[Extracted information]:
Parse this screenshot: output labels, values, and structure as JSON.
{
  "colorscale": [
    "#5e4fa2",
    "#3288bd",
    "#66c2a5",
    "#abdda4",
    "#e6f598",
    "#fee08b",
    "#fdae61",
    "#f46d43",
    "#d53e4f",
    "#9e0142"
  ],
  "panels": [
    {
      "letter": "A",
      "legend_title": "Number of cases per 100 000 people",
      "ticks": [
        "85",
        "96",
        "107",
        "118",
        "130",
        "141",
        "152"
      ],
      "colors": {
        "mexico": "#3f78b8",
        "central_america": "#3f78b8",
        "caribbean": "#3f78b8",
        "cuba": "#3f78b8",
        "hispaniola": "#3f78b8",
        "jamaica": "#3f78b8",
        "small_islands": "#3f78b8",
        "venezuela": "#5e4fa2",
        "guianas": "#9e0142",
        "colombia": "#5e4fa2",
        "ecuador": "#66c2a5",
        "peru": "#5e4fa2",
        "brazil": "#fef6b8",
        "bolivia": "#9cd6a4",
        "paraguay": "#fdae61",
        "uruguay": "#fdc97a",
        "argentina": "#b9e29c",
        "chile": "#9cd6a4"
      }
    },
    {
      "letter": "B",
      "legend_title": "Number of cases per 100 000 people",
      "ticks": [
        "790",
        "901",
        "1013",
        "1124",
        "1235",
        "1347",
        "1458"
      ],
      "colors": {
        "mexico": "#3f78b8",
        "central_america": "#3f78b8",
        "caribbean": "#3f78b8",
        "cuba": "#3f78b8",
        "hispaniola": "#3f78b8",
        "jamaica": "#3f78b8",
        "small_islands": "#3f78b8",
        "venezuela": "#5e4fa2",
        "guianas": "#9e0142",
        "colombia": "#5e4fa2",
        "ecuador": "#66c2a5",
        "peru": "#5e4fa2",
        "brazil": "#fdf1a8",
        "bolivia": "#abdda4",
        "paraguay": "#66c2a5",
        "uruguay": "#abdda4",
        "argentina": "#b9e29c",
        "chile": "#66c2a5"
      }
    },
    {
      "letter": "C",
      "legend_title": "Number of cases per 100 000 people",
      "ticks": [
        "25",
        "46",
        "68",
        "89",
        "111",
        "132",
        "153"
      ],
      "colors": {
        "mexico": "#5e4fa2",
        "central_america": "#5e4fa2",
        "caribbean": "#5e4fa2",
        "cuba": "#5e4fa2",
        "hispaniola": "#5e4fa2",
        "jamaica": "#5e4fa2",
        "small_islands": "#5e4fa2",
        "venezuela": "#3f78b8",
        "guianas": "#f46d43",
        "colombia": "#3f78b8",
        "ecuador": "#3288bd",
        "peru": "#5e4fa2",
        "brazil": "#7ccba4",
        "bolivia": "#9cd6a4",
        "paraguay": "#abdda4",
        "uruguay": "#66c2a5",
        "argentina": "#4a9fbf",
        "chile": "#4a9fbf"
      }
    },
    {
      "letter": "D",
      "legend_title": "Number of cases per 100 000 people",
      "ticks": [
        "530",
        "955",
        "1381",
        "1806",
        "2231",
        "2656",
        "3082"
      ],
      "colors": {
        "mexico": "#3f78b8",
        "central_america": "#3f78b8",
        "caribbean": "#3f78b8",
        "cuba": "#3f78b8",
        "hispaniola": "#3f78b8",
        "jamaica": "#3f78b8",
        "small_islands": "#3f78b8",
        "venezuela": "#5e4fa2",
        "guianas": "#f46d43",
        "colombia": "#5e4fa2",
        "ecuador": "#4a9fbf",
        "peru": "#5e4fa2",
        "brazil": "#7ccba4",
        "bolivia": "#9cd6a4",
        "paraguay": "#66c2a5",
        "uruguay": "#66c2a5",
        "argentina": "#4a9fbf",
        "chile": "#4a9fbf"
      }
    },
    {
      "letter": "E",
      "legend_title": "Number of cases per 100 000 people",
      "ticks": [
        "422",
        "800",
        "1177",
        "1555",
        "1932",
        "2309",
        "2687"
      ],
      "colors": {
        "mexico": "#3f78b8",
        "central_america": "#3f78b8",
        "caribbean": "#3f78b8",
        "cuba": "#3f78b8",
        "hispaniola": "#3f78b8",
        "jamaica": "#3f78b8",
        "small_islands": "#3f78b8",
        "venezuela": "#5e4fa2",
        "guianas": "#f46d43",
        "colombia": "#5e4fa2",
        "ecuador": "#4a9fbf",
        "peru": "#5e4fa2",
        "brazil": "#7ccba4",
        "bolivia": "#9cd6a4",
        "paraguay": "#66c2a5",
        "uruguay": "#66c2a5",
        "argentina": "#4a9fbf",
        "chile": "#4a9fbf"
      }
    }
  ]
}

[Task brief]:
Recopy all the lines exactly as they appear.

[Response for this exercise]:
Parse this screenshot: output labels, values, and structure as JSON.
{
  "colorscale": [
    "#5e4fa2",
    "#3288bd",
    "#66c2a5",
    "#abdda4",
    "#e6f598",
    "#fee08b",
    "#fdae61",
    "#f46d43",
    "#d53e4f",
    "#9e0142"
  ],
  "panels": [
    {
      "letter": "A",
      "legend_title": "Number of cases per 100 000 people",
      "ticks": [
        "85",
        "96",
        "107",
        "118",
        "130",
        "141",
        "152"
      ],
      "colors": {
        "mexico": "#3f78b8",
        "central_america": "#3f78b8",
        "caribbean": "#3f78b8",
        "cuba": "#3f78b8",
        "hispaniola": "#3f78b8",
        "jamaica": "#3f78b8",
        "small_islands": "#3f78b8",
        "venezuela": "#5e4fa2",
        "guianas": "#9e0142",
        "colombia": "#5e4fa2",
        "ecuador": "#66c2a5",
        "peru": "#5e4fa2",
        "brazil": "#fef6b8",
        "bolivia": "#9cd6a4",
        "paraguay": "#fdae61",
        "uruguay": "#fdc97a",
        "argentina": "#b9e29c",
        "chile": "#9cd6a4"
      }
    },
    {
      "letter": "B",
      "legend_title": "Number of cases per 100 000 people",
      "ticks": [
        "790",
        "901",
        "1013",
        "1124",
        "1235",
        "1347",
        "1458"
      ],
      "colors": {
        "mexico": "#3f78b8",
        "central_america": "#3f78b8",
        "caribbean": "#3f78b8",
        "cuba": "#3f78b8",
        "hispaniola": "#3f78b8",
        "jamaica": "#3f78b8",
        "small_islands": "#3f78b8",
        "venezuela": "#5e4fa2",
        "guianas": "#9e0142",
        "colombia": "#5e4fa2",
        "ecuador": "#66c2a5",
        "peru": "#5e4fa2",
        "brazil": "#fdf1a8",
        "bolivia": "#abdda4",
        "paraguay": "#66c2a5",
        "uruguay": "#abdda4",
        "argentina": "#b9e29c",
        "chile": "#66c2a5"
      }
    },
    {
      "letter": "C",
      "legend_title": "Number of cases per 100 000 people",
      "ticks": [
        "25",
        "46",
        "68",
        "89",
        "111",
        "132",
        "153"
      ],
      "colors": {
        "mexico": "#5e4fa2",
        "central_america": "#5e4fa2",
        "caribbean": "#5e4fa2",
        "cuba": "#5e4fa2",
        "hispaniola": "#5e4fa2",
        "jamaica": "#5e4fa2",
        "small_islands": "#5e4fa2",
        "venezuela": "#3f78b8",
        "guianas": "#f46d43",
        "colombia": "#3f78b8",
        "ecuador": "#3288bd",
        "peru": "#5e4fa2",
        "brazil": "#7ccba4",
        "bolivia": "#9cd6a4",
        "paraguay": "#abdda4",
        "uruguay": "#66c2a5",
        "argentina": "#4a9fbf",
        "chile": "#4a9fbf"
      }
    },
    {
      "letter": "D",
      "legend_title": "Number of cases per 100 000 people",
      "ticks": [
        "530",
        "955",
        "1381",
        "1806",
        "2231",
        "2656",
        "3082"
      ],
      "colors": {
        "mexico": "#3f78b8",
        "central_america": "#3f78b8",
        "caribbean": "#3f78b8",
        "cuba": "#3f78b8",
        "hispaniola": "#3f78b8",
        "jamaica": "#3f78b8",
        "small_islands": "#3f78b8",
        "venezuela": "#5e4fa2",
        "guianas": "#f46d43",
        "colombia": "#5e4fa2",
        "ecuador": "#4a9fbf",
        "peru": "#5e4fa2",
        "brazil": "#7ccba4",
        "bolivia": "#9cd6a4",
        "paraguay": "#66c2a5",
        "uruguay": "#66c2a5",
        "argentina": "#4a9fbf",
        "chile": "#4a9fbf"
      }
    },
    {
      "letter": "E",
      "legend_title": "Number of cases per 100 000 people",
      "ticks": [
        "422",
        "800",
        "1177",
        "1555",
        "1932",
        "2309",
        "2687"
      ],
      "colors": {
        "mexico": "#3f78b8",
        "central_america": "#3f78b8",
        "caribbean": "#3f78b8",
        "cuba": "#3f78b8",
        "hispaniola": "#3f78b8",
        "jamaica": "#3f78b8",
        "small_islands": "#3f78b8",
        "venezuela": "#5e4fa2",
        "guianas": "#f46d43",
        "colombia": "#5e4fa2",
        "ecuador": "#4a9fbf",
        "peru": "#5e4fa2",
        "brazil": "#7ccba4",
        "bolivia": "#9cd6a4",
        "paraguay": "#66c2a5",
        "uruguay": "#66c2a5",
        "argentina": "#4a9fbf",
        "chile": "#4a9fbf"
      }
    }
  ]
}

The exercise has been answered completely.